(Aim of the task)
Output each line of the material exactly as it stands.
** Begin Records supplied **
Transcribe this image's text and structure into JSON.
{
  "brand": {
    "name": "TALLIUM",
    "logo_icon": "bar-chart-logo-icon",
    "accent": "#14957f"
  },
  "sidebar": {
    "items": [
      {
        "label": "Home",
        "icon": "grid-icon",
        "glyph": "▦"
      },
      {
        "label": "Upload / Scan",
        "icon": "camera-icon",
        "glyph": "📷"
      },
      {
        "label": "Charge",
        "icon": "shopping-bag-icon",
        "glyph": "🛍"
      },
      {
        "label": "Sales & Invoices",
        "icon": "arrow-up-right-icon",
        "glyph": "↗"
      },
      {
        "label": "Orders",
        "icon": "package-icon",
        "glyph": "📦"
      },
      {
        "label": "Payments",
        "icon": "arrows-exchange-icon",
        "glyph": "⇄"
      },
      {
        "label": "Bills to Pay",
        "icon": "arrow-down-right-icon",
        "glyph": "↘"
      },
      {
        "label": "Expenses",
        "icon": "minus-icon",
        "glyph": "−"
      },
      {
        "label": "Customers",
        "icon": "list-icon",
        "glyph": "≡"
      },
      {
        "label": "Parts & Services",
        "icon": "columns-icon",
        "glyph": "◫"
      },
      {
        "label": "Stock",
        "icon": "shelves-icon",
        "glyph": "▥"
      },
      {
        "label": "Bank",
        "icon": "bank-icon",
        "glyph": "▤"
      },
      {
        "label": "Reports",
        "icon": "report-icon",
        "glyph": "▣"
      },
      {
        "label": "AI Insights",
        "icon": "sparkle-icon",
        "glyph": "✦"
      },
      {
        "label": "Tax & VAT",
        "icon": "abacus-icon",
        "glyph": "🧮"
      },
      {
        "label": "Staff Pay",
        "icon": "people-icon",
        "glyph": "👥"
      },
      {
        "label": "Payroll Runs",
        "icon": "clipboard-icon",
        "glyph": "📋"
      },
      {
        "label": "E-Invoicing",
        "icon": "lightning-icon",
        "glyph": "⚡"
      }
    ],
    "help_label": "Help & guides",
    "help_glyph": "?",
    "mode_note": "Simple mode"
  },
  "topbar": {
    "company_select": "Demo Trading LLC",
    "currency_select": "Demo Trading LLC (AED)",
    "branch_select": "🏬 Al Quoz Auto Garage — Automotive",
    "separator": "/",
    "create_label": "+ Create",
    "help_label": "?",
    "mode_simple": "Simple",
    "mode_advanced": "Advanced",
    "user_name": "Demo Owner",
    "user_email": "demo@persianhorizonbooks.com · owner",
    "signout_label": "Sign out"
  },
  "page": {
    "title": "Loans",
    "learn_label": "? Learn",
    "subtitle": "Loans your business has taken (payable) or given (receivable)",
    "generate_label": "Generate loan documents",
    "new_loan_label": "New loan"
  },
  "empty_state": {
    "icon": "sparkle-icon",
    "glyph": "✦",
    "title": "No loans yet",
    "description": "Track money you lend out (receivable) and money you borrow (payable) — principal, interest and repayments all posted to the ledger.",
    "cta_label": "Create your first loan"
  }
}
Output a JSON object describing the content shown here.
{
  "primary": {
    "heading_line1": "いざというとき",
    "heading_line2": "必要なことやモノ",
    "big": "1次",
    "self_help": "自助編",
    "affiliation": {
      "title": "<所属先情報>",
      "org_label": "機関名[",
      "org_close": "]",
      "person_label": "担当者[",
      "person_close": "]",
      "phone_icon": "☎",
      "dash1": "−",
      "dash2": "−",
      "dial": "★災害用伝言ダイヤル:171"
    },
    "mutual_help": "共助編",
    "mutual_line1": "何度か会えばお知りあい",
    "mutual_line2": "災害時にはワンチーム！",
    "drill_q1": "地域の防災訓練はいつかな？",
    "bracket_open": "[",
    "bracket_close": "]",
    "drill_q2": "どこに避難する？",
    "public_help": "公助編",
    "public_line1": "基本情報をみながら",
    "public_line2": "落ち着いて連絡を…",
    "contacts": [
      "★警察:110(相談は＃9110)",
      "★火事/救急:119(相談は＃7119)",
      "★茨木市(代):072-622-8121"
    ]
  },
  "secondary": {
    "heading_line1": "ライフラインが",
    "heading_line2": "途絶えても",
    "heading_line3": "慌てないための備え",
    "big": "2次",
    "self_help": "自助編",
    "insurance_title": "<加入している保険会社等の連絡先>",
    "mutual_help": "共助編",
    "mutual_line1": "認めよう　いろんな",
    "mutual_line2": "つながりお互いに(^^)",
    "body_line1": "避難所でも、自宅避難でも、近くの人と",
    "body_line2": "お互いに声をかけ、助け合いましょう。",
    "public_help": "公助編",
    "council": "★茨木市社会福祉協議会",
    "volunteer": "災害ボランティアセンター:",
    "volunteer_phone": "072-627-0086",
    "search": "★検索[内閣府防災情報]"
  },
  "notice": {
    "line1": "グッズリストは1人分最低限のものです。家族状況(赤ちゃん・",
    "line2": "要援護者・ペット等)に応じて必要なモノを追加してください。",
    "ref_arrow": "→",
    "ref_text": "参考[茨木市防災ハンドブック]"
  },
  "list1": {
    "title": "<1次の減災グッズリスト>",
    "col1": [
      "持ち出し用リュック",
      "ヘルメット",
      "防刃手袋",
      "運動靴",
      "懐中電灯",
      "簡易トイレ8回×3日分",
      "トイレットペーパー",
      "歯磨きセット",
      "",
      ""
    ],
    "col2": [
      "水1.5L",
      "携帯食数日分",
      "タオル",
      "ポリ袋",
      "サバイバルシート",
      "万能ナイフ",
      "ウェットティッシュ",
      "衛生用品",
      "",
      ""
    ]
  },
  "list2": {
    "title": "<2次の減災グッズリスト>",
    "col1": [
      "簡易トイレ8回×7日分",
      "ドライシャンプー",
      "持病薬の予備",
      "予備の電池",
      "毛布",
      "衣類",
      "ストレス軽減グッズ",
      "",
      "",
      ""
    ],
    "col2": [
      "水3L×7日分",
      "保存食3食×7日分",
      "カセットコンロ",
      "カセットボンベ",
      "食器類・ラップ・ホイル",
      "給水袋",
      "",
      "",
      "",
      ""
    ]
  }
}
** End Records supplied **
(Solution to this exercise)
Transcribe this image's text and structure into JSON.
{
  "brand": {
    "name": "TALLIUM",
    "logo_icon": "bar-chart-logo-icon",
    "accent": "#14957f"
  },
  "sidebar": {
    "items": [
      {
        "label": "Home",
        "icon": "grid-icon",
        "glyph": "▦"
      },
      {
        "label": "Upload / Scan",
        "icon": "camera-icon",
        "glyph": "📷"
      },
      {
        "label": "Charge",
        "icon": "shopping-bag-icon",
        "glyph": "🛍"
      },
      {
        "label": "Sales & Invoices",
        "icon": "arrow-up-right-icon",
        "glyph": "↗"
      },
      {
        "label": "Orders",
        "icon": "package-icon",
        "glyph": "📦"
      },
      {
        "label": "Payments",
        "icon": "arrows-exchange-icon",
        "glyph": "⇄"
      },
      {
        "label": "Bills to Pay",
        "icon": "arrow-down-right-icon",
        "glyph": "↘"
      },
      {
        "label": "Expenses",
        "icon": "minus-icon",
        "glyph": "−"
      },
      {
        "label": "Customers",
        "icon": "list-icon",
        "glyph": "≡"
      },
      {
        "label": "Parts & Services",
        "icon": "columns-icon",
        "glyph": "◫"
      },
      {
        "label": "Stock",
        "icon": "shelves-icon",
        "glyph": "▥"
      },
      {
        "label": "Bank",
        "icon": "bank-icon",
        "glyph": "▤"
      },
      {
        "label": "Reports",
        "icon": "report-icon",
        "glyph": "▣"
      },
      {
        "label": "AI Insights",
        "icon": "sparkle-icon",
        "glyph": "✦"
      },
      {
        "label": "Tax & VAT",
        "icon": "abacus-icon",
        "glyph": "🧮"
      },
      {
        "label": "Staff Pay",
        "icon": "people-icon",
        "glyph": "👥"
      },
      {
        "label": "Payroll Runs",
        "icon": "clipboard-icon",
        "glyph": "📋"
      },
      {
        "label": "E-Invoicing",
        "icon": "lightning-icon",
        "glyph": "⚡"
      }
    ],
    "help_label": "Help & guides",
    "help_glyph": "?",
    "mode_note": "Simple mode"
  },
  "topbar": {
    "company_select": "Demo Trading LLC",
    "currency_select": "Demo Trading LLC (AED)",
    "branch_select": "🏬 Al Quoz Auto Garage — Automotive",
    "separator": "/",
    "create_label": "+ Create",
    "help_label": "?",
    "mode_simple": "Simple",
    "mode_advanced": "Advanced",
    "user_name": "Demo Owner",
    "user_email": "demo@persianhorizonbooks.com · owner",
    "signout_label": "Sign out"
  },
  "page": {
    "title": "Loans",
    "learn_label": "? Learn",
    "subtitle": "Loans your business has taken (payable) or given (receivable)",
    "generate_label": "Generate loan documents",
    "new_loan_label": "New loan"
  },
  "empty_state": {
    "icon": "sparkle-icon",
    "glyph": "✦",
    "title": "No loans yet",
    "description": "Track money you lend out (receivable) and money you borrow (payable) — principal, interest and repayments all posted to the ledger.",
    "cta_label": "Create your first loan"
  }
}
Output a JSON object describing the content shown here.
{
  "primary": {
    "heading_line1": "いざというとき",
    "heading_line2": "必要なことやモノ",
    "big": "1次",
    "self_help": "自助編",
    "affiliation": {
      "title": "<所属先情報>",
      "org_label": "機関名[",
      "org_close": "]",
      "person_label": "担当者[",
      "person_close": "]",
      "phone_icon": "☎",
      "dash1": "−",
      "dash2": "−",
      "dial": "★災害用伝言ダイヤル:171"
    },
    "mutual_help": "共助編",
    "mutual_line1": "何度か会えばお知りあい",
    "mutual_line2": "災害時にはワンチーム！",
    "drill_q1": "地域の防災訓練はいつかな？",
    "bracket_open": "[",
    "bracket_close": "]",
    "drill_q2": "どこに避難する？",
    "public_help": "公助編",
    "public_line1": "基本情報をみながら",
    "public_line2": "落ち着いて連絡を…",
    "contacts": [
      "★警察:110(相談は＃9110)",
      "★火事/救急:119(相談は＃7119)",
      "★茨木市(代):072-622-8121"
    ]
  },
  "secondary": {
    "heading_line1": "ライフラインが",
    "heading_line2": "途絶えても",
    "heading_line3": "慌てないための備え",
    "big": "2次",
    "self_help": "自助編",
    "insurance_title": "<加入している保険会社等の連絡先>",
    "mutual_help": "共助編",
    "mutual_line1": "認めよう　いろんな",
    "mutual_line2": "つながりお互いに(^^)",
    "body_line1": "避難所でも、自宅避難でも、近くの人と",
    "body_line2": "お互いに声をかけ、助け合いましょう。",
    "public_help": "公助編",
    "council": "★茨木市社会福祉協議会",
    "volunteer": "災害ボランティアセンター:",
    "volunteer_phone": "072-627-0086",
    "search": "★検索[内閣府防災情報]"
  },
  "notice": {
    "line1": "グッズリストは1人分最低限のものです。家族状況(赤ちゃん・",
    "line2": "要援護者・ペット等)に応じて必要なモノを追加してください。",
    "ref_arrow": "→",
    "ref_text": "参考[茨木市防災ハンドブック]"
  },
  "list1": {
    "title": "<1次の減災グッズリスト>",
    "col1": [
      "持ち出し用リュック",
      "ヘルメット",
      "防刃手袋",
      "運動靴",
      "懐中電灯",
      "簡易トイレ8回×3日分",
      "トイレットペーパー",
      "歯磨きセット",
      "",
      ""
    ],
    "col2": [
      "水1.5L",
      "携帯食数日分",
      "タオル",
      "ポリ袋",
      "サバイバルシート",
      "万能ナイフ",
      "ウェットティッシュ",
      "衛生用品",
      "",
      ""
    ]
  },
  "list2": {
    "title": "<2次の減災グッズリスト>",
    "col1": [
      "簡易トイレ8回×7日分",
      "ドライシャンプー",
      "持病薬の予備",
      "予備の電池",
      "毛布",
      "衣類",
      "ストレス軽減グッズ",
      "",
      "",
      ""
    ],
    "col2": [
      "水3L×7日分",
      "保存食3食×7日分",
      "カセットコンロ",
      "カセットボンベ",
      "食器類・ラップ・ホイル",
      "給水袋",
      "",
      "",
      "",
      ""
    ]
  }
}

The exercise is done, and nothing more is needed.